# Aim
The entries below are to be repeated exactly as they stand.

# Data supplied
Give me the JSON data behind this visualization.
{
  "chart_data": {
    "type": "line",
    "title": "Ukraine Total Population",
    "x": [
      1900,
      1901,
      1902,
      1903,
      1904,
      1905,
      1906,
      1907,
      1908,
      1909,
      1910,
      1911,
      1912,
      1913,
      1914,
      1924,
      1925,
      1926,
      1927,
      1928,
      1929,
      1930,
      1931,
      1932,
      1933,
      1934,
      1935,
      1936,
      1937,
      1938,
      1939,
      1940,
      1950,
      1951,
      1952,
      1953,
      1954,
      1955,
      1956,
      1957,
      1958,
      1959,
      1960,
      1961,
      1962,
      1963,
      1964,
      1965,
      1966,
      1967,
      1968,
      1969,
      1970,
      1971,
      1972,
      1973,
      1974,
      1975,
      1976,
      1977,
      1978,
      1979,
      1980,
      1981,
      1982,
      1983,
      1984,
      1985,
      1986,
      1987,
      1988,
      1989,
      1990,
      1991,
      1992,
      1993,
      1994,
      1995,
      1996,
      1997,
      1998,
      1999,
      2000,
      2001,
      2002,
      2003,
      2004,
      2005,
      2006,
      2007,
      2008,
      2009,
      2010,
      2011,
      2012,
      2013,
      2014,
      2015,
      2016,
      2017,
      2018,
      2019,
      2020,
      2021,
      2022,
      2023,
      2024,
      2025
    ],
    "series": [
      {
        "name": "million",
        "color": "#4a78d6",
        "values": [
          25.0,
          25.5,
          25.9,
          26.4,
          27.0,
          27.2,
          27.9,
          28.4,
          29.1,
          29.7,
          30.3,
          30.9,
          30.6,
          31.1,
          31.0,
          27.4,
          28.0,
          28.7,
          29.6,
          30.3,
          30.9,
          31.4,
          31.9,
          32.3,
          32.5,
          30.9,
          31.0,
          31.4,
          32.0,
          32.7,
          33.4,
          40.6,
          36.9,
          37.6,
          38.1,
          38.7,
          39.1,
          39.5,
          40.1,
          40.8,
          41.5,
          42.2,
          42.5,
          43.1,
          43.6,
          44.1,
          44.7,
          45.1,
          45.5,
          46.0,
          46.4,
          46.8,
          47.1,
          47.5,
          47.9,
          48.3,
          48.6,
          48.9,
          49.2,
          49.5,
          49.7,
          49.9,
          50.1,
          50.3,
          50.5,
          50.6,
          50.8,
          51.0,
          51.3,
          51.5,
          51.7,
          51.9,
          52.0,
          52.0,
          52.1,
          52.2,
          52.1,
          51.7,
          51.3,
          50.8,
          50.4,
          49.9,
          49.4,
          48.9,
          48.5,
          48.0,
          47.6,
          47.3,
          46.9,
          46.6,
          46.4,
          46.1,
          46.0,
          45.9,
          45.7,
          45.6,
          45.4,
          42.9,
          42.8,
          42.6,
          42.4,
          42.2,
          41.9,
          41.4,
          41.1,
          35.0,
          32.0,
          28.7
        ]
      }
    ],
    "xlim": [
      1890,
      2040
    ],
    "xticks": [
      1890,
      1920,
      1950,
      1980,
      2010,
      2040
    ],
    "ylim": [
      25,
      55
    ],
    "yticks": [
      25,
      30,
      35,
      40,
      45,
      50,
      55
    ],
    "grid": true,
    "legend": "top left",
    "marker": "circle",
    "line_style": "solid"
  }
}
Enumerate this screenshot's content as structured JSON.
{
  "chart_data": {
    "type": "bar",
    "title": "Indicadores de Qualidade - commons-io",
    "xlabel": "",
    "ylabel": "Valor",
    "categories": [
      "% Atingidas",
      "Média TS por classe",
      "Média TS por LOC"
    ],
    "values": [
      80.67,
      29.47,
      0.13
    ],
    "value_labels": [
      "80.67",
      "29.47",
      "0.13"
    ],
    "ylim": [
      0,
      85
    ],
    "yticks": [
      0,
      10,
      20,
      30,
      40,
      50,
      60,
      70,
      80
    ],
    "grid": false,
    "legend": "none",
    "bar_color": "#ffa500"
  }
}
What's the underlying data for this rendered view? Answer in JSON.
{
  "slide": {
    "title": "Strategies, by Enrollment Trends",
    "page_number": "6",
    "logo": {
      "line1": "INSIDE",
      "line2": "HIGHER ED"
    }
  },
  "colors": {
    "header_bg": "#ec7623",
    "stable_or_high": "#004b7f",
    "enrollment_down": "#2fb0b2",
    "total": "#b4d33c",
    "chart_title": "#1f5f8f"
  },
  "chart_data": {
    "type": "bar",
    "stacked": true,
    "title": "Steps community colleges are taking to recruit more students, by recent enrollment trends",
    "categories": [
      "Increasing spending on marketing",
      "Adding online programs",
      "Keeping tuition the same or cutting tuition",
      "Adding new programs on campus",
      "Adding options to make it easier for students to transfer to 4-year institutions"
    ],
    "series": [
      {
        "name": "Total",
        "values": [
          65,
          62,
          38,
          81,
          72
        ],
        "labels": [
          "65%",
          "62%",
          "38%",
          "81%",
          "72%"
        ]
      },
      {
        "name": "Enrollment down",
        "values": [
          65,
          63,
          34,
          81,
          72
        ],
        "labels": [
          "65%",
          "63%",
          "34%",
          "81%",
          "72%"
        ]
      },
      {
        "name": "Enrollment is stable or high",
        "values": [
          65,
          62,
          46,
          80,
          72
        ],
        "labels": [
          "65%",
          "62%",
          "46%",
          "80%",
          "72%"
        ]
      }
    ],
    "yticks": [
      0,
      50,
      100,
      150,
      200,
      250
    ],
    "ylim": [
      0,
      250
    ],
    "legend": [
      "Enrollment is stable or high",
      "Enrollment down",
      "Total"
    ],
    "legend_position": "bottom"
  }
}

# Response
Give me the JSON data behind this visualization.
{
  "chart_data": {
    "type": "line",
    "title": "Ukraine Total Population",
    "x": [
      1900,
      1901,
      1902,
      1903,
      1904,
      1905,
      1906,
      1907,
      1908,
      1909,
      1910,
      1911,
      1912,
      1913,
      1914,
      1924,
      1925,
      1926,
      1927,
      1928,
      1929,
      1930,
      1931,
      1932,
      1933,
      1934,
      1935,
      1936,
      1937,
      1938,
      1939,
      1940,
      1950,
      1951,
      1952,
      1953,
      1954,
      1955,
      1956,
      1957,
      1958,
      1959,
      1960,
      1961,
      1962,
      1963,
      1964,
      1965,
      1966,
      1967,
      1968,
      1969,
      1970,
      1971,
      1972,
      1973,
      1974,
      1975,
      1976,
      1977,
      1978,
      1979,
      1980,
      1981,
      1982,
      1983,
      1984,
      1985,
      1986,
      1987,
      1988,
      1989,
      1990,
      1991,
      1992,
      1993,
      1994,
      1995,
      1996,
      1997,
      1998,
      1999,
      2000,
      2001,
      2002,
      2003,
      2004,
      2005,
      2006,
      2007,
      2008,
      2009,
      2010,
      2011,
      2012,
      2013,
      2014,
      2015,
      2016,
      2017,
      2018,
      2019,
      2020,
      2021,
      2022,
      2023,
      2024,
      2025
    ],
    "series": [
      {
        "name": "million",
        "color": "#4a78d6",
        "values": [
          25.0,
          25.5,
          25.9,
          26.4,
          27.0,
          27.2,
          27.9,
          28.4,
          29.1,
          29.7,
          30.3,
          30.9,
          30.6,
          31.1,
          31.0,
          27.4,
          28.0,
          28.7,
          29.6,
          30.3,
          30.9,
          31.4,
          31.9,
          32.3,
          32.5,
          30.9,
          31.0,
          31.4,
          32.0,
          32.7,
          33.4,
          40.6,
          36.9,
          37.6,
          38.1,
          38.7,
          39.1,
          39.5,
          40.1,
          40.8,
          41.5,
          42.2,
          42.5,
          43.1,
          43.6,
          44.1,
          44.7,
          45.1,
          45.5,
          46.0,
          46.4,
          46.8,
          47.1,
          47.5,
          47.9,
          48.3,
          48.6,
          48.9,
          49.2,
          49.5,
          49.7,
          49.9,
          50.1,
          50.3,
          50.5,
          50.6,
          50.8,
          51.0,
          51.3,
          51.5,
          51.7,
          51.9,
          52.0,
          52.0,
          52.1,
          52.2,
          52.1,
          51.7,
          51.3,
          50.8,
          50.4,
          49.9,
          49.4,
          48.9,
          48.5,
          48.0,
          47.6,
          47.3,
          46.9,
          46.6,
          46.4,
          46.1,
          46.0,
          45.9,
          45.7,
          45.6,
          45.4,
          42.9,
          42.8,
          42.6,
          42.4,
          42.2,
          41.9,
          41.4,
          41.1,
          35.0,
          32.0,
          28.7
        ]
      }
    ],
    "xlim": [
      1890,
      2040
    ],
    "xticks": [
      1890,
      1920,
      1950,
      1980,
      2010,
      2040
    ],
    "ylim": [
      25,
      55
    ],
    "yticks": [
      25,
      30,
      35,
      40,
      45,
      50,
      55
    ],
    "grid": true,
    "legend": "top left",
    "marker": "circle",
    "line_style": "solid"
  }
}
Enumerate this screenshot's content as structured JSON.
{
  "chart_data": {
    "type": "bar",
    "title": "Indicadores de Qualidade - commons-io",
    "xlabel": "",
    "ylabel": "Valor",
    "categories": [
      "% Atingidas",
      "Média TS por classe",
      "Média TS por LOC"
    ],
    "values": [
      80.67,
      29.47,
      0.13
    ],
    "value_labels": [
      "80.67",
      "29.47",
      "0.13"
    ],
    "ylim": [
      0,
      85
    ],
    "yticks": [
      0,
      10,
      20,
      30,
      40,
      50,
      60,
      70,
      80
    ],
    "grid": false,
    "legend": "none",
    "bar_color": "#ffa500"
  }
}
What's the underlying data for this rendered view? Answer in JSON.
{
  "slide": {
    "title": "Strategies, by Enrollment Trends",
    "page_number": "6",
    "logo": {
      "line1": "INSIDE",
      "line2": "HIGHER ED"
    }
  },
  "colors": {
    "header_bg": "#ec7623",
    "stable_or_high": "#004b7f",
    "enrollment_down": "#2fb0b2",
    "total": "#b4d33c",
    "chart_title": "#1f5f8f"
  },
  "chart_data": {
    "type": "bar",
    "stacked": true,
    "title": "Steps community colleges are taking to recruit more students, by recent enrollment trends",
    "categories": [
      "Increasing spending on marketing",
      "Adding online programs",
      "Keeping tuition the same or cutting tuition",
      "Adding new programs on campus",
      "Adding options to make it easier for students to transfer to 4-year institutions"
    ],
    "series": [
      {
        "name": "Total",
        "values": [
          65,
          62,
          38,
          81,
          72
        ],
        "labels": [
          "65%",
          "62%",
          "38%",
          "81%",
          "72%"
        ]
      },
      {
        "name": "Enrollment down",
        "values": [
          65,
          63,
          34,
          81,
          72
        ],
        "labels": [
          "65%",
          "63%",
          "34%",
          "81%",
          "72%"
        ]
      },
      {
        "name": "Enrollment is stable or high",
        "values": [
          65,
          62,
          46,
          80,
          72
        ],
        "labels": [
          "65%",
          "62%",
          "46%",
          "80%",
          "72%"
        ]
      }
    ],
    "yticks": [
      0,
      50,
      100,
      150,
      200,
      250
    ],
    "ylim": [
      0,
      250
    ],
    "legend": [
      "Enrollment is stable or high",
      "Enrollment down",
      "Total"
    ],
    "legend_position": "bottom"
  }
}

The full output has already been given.